[WRITTEN INSTRUCTION] Write out, character for character, the line containing "Read this page and output its text content." and all lines after it up to the end of the listing.

— start —

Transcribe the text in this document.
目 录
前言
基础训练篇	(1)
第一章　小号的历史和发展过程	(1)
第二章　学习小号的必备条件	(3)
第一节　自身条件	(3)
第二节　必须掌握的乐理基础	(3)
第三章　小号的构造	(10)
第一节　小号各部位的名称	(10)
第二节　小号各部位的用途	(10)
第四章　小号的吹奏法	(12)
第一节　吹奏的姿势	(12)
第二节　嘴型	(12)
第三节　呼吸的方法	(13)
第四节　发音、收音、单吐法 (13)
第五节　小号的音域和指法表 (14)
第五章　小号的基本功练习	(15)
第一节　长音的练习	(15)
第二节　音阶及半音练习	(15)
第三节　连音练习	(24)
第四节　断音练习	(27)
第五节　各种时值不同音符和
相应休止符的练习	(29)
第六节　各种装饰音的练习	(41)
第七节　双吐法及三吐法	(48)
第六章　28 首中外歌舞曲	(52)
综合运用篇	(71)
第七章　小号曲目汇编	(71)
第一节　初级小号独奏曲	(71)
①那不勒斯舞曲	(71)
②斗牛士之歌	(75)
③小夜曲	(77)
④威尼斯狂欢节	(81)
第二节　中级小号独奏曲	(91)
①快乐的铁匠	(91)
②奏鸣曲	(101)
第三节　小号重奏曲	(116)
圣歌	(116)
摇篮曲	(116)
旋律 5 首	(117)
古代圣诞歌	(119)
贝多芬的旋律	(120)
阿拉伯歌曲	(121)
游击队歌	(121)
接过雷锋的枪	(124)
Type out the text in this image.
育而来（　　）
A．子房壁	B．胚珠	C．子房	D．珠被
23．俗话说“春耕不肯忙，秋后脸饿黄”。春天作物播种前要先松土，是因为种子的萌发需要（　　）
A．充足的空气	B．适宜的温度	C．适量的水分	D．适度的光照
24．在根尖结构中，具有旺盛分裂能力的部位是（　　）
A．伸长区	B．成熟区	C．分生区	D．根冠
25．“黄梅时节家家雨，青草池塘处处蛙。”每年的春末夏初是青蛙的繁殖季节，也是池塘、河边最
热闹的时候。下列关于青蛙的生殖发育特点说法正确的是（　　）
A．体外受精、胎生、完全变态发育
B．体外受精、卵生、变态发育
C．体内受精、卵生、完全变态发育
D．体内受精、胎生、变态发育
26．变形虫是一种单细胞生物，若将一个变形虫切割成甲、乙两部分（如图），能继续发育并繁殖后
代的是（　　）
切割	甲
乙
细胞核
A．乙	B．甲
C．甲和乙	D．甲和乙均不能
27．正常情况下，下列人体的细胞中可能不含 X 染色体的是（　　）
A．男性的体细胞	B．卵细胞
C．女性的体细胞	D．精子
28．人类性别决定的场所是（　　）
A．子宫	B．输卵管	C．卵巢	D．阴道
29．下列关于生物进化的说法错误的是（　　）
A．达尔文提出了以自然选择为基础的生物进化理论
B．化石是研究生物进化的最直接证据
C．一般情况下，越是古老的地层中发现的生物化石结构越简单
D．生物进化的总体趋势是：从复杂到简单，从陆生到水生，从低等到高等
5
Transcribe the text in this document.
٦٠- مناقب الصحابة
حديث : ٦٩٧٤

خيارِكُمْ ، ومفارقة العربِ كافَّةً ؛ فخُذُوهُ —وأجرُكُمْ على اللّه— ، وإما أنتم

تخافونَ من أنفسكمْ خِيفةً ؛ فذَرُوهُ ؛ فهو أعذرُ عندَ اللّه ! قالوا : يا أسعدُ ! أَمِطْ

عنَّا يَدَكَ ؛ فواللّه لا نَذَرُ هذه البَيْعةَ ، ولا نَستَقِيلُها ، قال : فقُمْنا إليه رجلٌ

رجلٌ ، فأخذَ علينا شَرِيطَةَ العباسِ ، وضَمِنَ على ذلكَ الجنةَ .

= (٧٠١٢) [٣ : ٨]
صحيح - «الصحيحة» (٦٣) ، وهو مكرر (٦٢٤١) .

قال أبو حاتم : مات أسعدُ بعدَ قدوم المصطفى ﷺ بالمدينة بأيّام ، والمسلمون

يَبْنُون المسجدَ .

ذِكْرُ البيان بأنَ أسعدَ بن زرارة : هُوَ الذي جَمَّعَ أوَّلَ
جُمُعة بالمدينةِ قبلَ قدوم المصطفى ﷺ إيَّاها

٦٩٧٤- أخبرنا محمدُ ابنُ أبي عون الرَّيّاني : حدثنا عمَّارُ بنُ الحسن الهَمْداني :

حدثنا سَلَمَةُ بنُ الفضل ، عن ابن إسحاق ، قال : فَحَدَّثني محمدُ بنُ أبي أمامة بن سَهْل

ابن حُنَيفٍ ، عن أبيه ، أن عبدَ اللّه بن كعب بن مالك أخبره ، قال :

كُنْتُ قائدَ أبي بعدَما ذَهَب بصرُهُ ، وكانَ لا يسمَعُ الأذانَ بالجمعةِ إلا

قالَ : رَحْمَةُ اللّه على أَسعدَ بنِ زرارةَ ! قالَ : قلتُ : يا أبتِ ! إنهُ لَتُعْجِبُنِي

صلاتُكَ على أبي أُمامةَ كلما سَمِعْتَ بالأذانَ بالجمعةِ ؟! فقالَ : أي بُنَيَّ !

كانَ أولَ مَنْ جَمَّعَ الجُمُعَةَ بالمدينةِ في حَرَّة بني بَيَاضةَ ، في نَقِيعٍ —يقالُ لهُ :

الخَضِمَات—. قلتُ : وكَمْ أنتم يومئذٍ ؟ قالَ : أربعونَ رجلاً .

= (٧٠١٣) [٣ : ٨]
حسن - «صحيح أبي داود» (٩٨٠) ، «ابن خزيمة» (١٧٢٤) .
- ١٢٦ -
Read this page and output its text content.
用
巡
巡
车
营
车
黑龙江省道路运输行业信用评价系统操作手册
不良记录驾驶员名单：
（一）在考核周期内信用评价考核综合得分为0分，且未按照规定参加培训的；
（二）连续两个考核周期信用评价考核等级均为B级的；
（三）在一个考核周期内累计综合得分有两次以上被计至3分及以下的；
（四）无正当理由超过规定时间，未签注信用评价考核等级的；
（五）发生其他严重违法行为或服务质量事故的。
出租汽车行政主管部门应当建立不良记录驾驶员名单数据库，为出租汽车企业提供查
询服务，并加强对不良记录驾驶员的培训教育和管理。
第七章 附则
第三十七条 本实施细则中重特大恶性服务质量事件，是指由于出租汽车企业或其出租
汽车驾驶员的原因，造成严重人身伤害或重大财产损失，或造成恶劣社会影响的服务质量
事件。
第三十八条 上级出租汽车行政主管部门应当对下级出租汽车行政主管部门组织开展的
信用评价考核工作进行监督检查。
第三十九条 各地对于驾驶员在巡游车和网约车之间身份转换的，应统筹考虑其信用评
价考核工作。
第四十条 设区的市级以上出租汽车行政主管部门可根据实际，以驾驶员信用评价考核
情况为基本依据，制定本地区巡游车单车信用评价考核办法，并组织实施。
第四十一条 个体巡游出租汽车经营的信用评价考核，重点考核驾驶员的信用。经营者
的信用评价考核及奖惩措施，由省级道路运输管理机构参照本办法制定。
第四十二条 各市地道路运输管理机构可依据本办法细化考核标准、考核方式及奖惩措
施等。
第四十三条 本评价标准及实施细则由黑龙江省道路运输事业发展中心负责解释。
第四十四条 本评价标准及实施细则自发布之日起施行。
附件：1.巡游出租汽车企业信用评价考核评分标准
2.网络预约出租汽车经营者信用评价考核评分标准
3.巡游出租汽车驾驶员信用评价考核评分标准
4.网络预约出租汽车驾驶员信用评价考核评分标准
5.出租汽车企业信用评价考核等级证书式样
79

— end —

[SOLUTION TO THIS PROBLEM]
Read this page and output its text content.
用
巡
巡
车
营
车
黑龙江省道路运输行业信用评价系统操作手册
不良记录驾驶员名单：
（一）在考核周期内信用评价考核综合得分为0分，且未按照规定参加培训的；
（二）连续两个考核周期信用评价考核等级均为B级的；
（三）在一个考核周期内累计综合得分有两次以上被计至3分及以下的；
（四）无正当理由超过规定时间，未签注信用评价考核等级的；
（五）发生其他严重违法行为或服务质量事故的。
出租汽车行政主管部门应当建立不良记录驾驶员名单数据库，为出租汽车企业提供查
询服务，并加强对不良记录驾驶员的培训教育和管理。
第七章 附则
第三十七条 本实施细则中重特大恶性服务质量事件，是指由于出租汽车企业或其出租
汽车驾驶员的原因，造成严重人身伤害或重大财产损失，或造成恶劣社会影响的服务质量
事件。
第三十八条 上级出租汽车行政主管部门应当对下级出租汽车行政主管部门组织开展的
信用评价考核工作进行监督检查。
第三十九条 各地对于驾驶员在巡游车和网约车之间身份转换的，应统筹考虑其信用评
价考核工作。
第四十条 设区的市级以上出租汽车行政主管部门可根据实际，以驾驶员信用评价考核
情况为基本依据，制定本地区巡游车单车信用评价考核办法，并组织实施。
第四十一条 个体巡游出租汽车经营的信用评价考核，重点考核驾驶员的信用。经营者
的信用评价考核及奖惩措施，由省级道路运输管理机构参照本办法制定。
第四十二条 各市地道路运输管理机构可依据本办法细化考核标准、考核方式及奖惩措
施等。
第四十三条 本评价标准及实施细则由黑龙江省道路运输事业发展中心负责解释。
第四十四条 本评价标准及实施细则自发布之日起施行。
附件：1.巡游出租汽车企业信用评价考核评分标准
2.网络预约出租汽车经营者信用评价考核评分标准
3.巡游出租汽车驾驶员信用评价考核评分标准
4.网络预约出租汽车驾驶员信用评价考核评分标准
5.出租汽车企业信用评价考核等级证书式样
79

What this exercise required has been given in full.